_Extracted information_
· · · ·

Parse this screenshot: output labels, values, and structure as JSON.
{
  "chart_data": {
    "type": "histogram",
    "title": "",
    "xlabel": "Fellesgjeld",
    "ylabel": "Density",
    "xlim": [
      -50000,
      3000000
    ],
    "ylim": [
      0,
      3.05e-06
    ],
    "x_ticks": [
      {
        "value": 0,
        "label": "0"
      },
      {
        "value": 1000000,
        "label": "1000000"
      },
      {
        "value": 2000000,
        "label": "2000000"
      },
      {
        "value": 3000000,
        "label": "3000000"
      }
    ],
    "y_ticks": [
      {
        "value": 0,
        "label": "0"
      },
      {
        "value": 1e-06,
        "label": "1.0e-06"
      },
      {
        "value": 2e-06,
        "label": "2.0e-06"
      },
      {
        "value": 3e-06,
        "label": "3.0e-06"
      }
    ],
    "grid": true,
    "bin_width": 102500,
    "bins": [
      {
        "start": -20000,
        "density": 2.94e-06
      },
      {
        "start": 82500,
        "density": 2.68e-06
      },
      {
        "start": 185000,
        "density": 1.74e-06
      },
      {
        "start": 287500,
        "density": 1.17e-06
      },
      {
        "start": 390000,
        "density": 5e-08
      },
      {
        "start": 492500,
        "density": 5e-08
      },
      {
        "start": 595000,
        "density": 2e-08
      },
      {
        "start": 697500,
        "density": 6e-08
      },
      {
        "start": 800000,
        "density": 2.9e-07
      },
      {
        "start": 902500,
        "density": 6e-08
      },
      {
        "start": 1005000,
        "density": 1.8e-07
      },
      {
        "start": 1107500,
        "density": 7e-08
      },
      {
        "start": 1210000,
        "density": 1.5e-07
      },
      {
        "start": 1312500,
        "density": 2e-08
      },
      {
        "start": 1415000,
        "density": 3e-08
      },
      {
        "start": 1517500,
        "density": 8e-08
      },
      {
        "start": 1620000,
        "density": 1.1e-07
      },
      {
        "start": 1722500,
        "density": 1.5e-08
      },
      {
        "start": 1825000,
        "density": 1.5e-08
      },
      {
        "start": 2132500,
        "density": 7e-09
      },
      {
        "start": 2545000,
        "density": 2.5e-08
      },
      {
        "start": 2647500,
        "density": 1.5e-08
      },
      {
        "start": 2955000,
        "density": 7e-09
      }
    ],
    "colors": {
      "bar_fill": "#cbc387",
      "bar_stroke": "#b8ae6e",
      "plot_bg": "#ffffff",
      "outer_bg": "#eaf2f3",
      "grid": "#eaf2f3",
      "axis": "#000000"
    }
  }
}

· · · ·

Transcribe the whole listing with nothing added or left out.

Parse this screenshot: output labels, values, and structure as JSON.
{
  "chart_data": {
    "type": "histogram",
    "title": "",
    "xlabel": "Fellesgjeld",
    "ylabel": "Density",
    "xlim": [
      -50000,
      3000000
    ],
    "ylim": [
      0,
      3.05e-06
    ],
    "x_ticks": [
      {
        "value": 0,
        "label": "0"
      },
      {
        "value": 1000000,
        "label": "1000000"
      },
      {
        "value": 2000000,
        "label": "2000000"
      },
      {
        "value": 3000000,
        "label": "3000000"
      }
    ],
    "y_ticks": [
      {
        "value": 0,
        "label": "0"
      },
      {
        "value": 1e-06,
        "label": "1.0e-06"
      },
      {
        "value": 2e-06,
        "label": "2.0e-06"
      },
      {
        "value": 3e-06,
        "label": "3.0e-06"
      }
    ],
    "grid": true,
    "bin_width": 102500,
    "bins": [
      {
        "start": -20000,
        "density": 2.94e-06
      },
      {
        "start": 82500,
        "density": 2.68e-06
      },
      {
        "start": 185000,
        "density": 1.74e-06
      },
      {
        "start": 287500,
        "density": 1.17e-06
      },
      {
        "start": 390000,
        "density": 5e-08
      },
      {
        "start": 492500,
        "density": 5e-08
      },
      {
        "start": 595000,
        "density": 2e-08
      },
      {
        "start": 697500,
        "density": 6e-08
      },
      {
        "start": 800000,
        "density": 2.9e-07
      },
      {
        "start": 902500,
        "density": 6e-08
      },
      {
        "start": 1005000,
        "density": 1.8e-07
      },
      {
        "start": 1107500,
        "density": 7e-08
      },
      {
        "start": 1210000,
        "density": 1.5e-07
      },
      {
        "start": 1312500,
        "density": 2e-08
      },
      {
        "start": 1415000,
        "density": 3e-08
      },
      {
        "start": 1517500,
        "density": 8e-08
      },
      {
        "start": 1620000,
        "density": 1.1e-07
      },
      {
        "start": 1722500,
        "density": 1.5e-08
      },
      {
        "start": 1825000,
        "density": 1.5e-08
      },
      {
        "start": 2132500,
        "density": 7e-09
      },
      {
        "start": 2545000,
        "density": 2.5e-08
      },
      {
        "start": 2647500,
        "density": 1.5e-08
      },
      {
        "start": 2955000,
        "density": 7e-09
      }
    ],
    "colors": {
      "bar_fill": "#cbc387",
      "bar_stroke": "#b8ae6e",
      "plot_bg": "#ffffff",
      "outer_bg": "#eaf2f3",
      "grid": "#eaf2f3",
      "axis": "#000000"
    }
  }
}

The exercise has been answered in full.